>> START Records for the task

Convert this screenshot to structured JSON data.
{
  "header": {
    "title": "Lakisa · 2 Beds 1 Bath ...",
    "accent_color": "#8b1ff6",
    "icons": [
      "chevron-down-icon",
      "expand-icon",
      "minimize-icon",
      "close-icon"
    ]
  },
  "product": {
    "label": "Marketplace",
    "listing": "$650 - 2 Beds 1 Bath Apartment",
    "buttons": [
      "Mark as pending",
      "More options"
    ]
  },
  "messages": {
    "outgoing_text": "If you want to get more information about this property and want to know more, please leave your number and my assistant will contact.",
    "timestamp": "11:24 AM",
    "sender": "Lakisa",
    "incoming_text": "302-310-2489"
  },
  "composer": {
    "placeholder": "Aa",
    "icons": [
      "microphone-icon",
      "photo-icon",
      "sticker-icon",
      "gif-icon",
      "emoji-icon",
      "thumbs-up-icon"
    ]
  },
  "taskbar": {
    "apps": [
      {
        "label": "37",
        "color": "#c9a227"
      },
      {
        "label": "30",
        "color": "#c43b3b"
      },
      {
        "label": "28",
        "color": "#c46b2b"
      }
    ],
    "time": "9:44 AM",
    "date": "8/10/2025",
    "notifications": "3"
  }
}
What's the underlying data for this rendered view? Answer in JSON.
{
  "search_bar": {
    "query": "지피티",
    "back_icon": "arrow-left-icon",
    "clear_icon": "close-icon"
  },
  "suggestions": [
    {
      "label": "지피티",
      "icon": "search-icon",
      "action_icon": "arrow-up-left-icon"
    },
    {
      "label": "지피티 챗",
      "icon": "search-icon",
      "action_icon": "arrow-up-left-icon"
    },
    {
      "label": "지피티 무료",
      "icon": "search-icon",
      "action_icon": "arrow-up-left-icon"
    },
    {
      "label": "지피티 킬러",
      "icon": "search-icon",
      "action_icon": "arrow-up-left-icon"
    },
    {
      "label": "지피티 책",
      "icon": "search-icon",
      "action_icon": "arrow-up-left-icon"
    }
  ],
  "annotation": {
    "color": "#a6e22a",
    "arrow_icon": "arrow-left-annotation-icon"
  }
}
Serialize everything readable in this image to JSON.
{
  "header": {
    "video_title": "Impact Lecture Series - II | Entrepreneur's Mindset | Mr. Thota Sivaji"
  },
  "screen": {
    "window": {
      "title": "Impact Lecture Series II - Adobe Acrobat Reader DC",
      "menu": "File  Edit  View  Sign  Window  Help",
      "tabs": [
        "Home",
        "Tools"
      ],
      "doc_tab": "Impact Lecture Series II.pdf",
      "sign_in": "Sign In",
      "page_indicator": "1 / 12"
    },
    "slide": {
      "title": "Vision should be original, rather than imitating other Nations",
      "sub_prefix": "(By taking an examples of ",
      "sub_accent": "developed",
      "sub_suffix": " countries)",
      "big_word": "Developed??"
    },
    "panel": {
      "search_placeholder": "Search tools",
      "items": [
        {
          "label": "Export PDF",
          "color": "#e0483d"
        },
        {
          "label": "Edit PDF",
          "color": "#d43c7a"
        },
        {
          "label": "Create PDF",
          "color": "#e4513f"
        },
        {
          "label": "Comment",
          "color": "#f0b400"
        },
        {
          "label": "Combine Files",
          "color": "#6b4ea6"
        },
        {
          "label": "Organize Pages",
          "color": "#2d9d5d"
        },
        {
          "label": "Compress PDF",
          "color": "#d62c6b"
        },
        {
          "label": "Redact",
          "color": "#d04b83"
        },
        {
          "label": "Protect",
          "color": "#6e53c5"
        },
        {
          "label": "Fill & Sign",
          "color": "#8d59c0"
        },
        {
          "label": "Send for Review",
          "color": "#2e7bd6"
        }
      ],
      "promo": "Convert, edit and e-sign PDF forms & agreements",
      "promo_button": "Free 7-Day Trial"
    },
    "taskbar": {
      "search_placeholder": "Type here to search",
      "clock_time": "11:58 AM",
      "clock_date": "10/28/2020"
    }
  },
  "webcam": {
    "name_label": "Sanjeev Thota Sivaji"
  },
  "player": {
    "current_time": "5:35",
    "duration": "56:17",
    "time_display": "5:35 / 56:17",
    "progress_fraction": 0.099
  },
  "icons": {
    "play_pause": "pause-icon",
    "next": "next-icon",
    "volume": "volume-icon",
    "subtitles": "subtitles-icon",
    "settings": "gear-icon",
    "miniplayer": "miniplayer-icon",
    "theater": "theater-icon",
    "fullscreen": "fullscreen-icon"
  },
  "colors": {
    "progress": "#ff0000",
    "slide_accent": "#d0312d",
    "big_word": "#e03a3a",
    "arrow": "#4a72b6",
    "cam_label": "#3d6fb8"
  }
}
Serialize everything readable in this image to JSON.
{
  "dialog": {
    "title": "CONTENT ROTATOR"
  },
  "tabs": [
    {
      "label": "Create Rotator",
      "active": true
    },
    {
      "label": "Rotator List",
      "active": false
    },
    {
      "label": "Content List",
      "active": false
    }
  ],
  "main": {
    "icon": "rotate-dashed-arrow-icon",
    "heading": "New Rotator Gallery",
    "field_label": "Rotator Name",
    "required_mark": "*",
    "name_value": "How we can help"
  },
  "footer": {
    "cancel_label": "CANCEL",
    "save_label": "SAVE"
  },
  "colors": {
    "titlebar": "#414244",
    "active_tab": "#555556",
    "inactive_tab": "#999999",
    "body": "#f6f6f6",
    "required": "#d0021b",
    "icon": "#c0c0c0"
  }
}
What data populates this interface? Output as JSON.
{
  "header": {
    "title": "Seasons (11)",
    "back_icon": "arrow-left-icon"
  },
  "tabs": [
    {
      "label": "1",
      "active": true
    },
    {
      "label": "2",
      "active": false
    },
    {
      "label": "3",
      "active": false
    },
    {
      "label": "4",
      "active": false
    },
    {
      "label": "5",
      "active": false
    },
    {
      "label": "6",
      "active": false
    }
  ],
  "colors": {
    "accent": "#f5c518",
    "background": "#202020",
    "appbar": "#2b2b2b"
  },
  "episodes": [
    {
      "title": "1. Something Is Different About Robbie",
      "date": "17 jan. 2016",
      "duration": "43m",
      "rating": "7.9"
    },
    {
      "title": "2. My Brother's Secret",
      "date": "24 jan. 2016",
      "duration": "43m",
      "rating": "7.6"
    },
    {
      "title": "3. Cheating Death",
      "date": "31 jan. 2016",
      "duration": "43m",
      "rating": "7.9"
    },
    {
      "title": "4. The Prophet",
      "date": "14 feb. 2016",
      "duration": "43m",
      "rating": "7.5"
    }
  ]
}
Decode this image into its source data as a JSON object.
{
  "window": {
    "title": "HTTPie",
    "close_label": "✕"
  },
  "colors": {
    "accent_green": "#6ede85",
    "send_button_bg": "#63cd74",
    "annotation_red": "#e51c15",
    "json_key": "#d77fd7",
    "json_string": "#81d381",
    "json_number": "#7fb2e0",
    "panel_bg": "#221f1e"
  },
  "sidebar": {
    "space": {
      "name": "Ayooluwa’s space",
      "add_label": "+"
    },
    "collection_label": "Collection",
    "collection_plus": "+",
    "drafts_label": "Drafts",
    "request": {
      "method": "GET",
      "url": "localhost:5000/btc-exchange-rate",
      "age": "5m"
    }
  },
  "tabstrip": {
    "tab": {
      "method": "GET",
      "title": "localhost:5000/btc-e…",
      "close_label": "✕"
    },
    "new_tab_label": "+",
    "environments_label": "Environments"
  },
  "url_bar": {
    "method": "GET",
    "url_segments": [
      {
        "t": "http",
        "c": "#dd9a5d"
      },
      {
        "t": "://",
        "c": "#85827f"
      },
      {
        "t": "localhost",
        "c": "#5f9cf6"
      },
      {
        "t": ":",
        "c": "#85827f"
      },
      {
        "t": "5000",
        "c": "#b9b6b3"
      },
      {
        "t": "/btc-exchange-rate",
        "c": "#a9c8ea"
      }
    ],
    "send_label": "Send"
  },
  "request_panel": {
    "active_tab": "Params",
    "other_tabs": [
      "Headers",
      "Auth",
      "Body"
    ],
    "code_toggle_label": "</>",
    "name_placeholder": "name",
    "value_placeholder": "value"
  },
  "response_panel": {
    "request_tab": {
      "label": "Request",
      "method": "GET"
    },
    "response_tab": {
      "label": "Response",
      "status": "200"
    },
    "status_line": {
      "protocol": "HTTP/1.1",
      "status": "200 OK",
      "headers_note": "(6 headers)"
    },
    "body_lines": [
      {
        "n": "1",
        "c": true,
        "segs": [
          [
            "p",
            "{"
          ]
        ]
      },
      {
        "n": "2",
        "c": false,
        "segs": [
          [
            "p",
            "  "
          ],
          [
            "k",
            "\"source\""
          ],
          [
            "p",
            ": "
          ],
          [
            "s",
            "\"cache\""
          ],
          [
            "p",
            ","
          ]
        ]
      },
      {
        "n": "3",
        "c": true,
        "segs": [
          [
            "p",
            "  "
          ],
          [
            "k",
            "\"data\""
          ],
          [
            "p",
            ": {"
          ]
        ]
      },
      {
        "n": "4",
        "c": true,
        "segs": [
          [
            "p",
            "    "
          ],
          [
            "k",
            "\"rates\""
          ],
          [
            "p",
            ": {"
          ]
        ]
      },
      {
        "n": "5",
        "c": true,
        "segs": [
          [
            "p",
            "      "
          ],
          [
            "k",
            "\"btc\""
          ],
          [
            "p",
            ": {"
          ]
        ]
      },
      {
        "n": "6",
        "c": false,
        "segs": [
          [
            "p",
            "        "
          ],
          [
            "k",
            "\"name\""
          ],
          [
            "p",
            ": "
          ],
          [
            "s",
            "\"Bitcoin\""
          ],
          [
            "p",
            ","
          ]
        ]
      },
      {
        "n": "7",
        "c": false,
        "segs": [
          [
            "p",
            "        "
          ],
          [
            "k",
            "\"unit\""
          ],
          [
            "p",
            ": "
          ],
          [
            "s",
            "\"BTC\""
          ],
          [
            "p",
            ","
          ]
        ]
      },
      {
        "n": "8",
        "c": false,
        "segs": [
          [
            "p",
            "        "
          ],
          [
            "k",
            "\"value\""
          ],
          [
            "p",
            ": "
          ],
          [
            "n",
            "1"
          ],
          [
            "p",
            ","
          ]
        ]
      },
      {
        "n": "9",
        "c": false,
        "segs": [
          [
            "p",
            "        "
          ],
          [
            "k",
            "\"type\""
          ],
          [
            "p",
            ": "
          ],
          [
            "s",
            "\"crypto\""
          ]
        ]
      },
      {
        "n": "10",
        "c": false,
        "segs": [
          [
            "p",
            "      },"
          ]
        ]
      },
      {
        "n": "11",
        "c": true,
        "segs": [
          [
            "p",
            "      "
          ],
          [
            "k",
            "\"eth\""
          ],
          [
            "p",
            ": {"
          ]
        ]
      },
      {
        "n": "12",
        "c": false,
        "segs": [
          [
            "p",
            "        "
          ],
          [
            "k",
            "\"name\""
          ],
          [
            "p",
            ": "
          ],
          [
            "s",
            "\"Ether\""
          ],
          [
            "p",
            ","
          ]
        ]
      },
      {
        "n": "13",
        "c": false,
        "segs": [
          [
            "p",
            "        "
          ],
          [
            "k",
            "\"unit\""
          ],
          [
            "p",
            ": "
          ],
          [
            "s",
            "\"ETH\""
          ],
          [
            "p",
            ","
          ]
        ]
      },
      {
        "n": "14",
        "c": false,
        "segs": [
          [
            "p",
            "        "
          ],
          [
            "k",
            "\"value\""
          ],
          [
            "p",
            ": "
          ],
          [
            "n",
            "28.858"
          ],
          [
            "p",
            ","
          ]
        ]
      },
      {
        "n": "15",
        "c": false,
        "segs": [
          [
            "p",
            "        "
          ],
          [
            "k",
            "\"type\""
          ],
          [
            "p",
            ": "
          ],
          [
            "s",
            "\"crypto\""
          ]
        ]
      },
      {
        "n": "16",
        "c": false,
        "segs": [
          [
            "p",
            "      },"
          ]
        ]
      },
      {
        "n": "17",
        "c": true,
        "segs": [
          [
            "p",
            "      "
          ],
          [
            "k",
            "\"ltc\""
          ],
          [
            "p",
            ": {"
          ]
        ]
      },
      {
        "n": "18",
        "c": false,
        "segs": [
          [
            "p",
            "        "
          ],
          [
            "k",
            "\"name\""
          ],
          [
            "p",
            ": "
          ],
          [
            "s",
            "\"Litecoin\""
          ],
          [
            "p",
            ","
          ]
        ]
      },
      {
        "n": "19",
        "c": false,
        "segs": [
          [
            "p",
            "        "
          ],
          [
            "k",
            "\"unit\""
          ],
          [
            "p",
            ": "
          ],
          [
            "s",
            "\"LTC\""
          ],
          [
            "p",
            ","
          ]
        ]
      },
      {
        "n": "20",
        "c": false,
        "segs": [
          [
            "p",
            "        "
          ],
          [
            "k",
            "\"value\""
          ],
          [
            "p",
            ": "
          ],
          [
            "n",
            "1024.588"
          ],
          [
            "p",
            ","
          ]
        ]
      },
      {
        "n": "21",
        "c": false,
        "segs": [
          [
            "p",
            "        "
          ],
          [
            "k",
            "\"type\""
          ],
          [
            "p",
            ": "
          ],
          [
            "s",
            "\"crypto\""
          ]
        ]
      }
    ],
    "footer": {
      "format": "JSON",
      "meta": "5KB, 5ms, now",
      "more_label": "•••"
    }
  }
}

>> END Records for the task

**To be done**
Return solely the number of lines in the data that include the word "Lecture".

**Response for this exercise**
3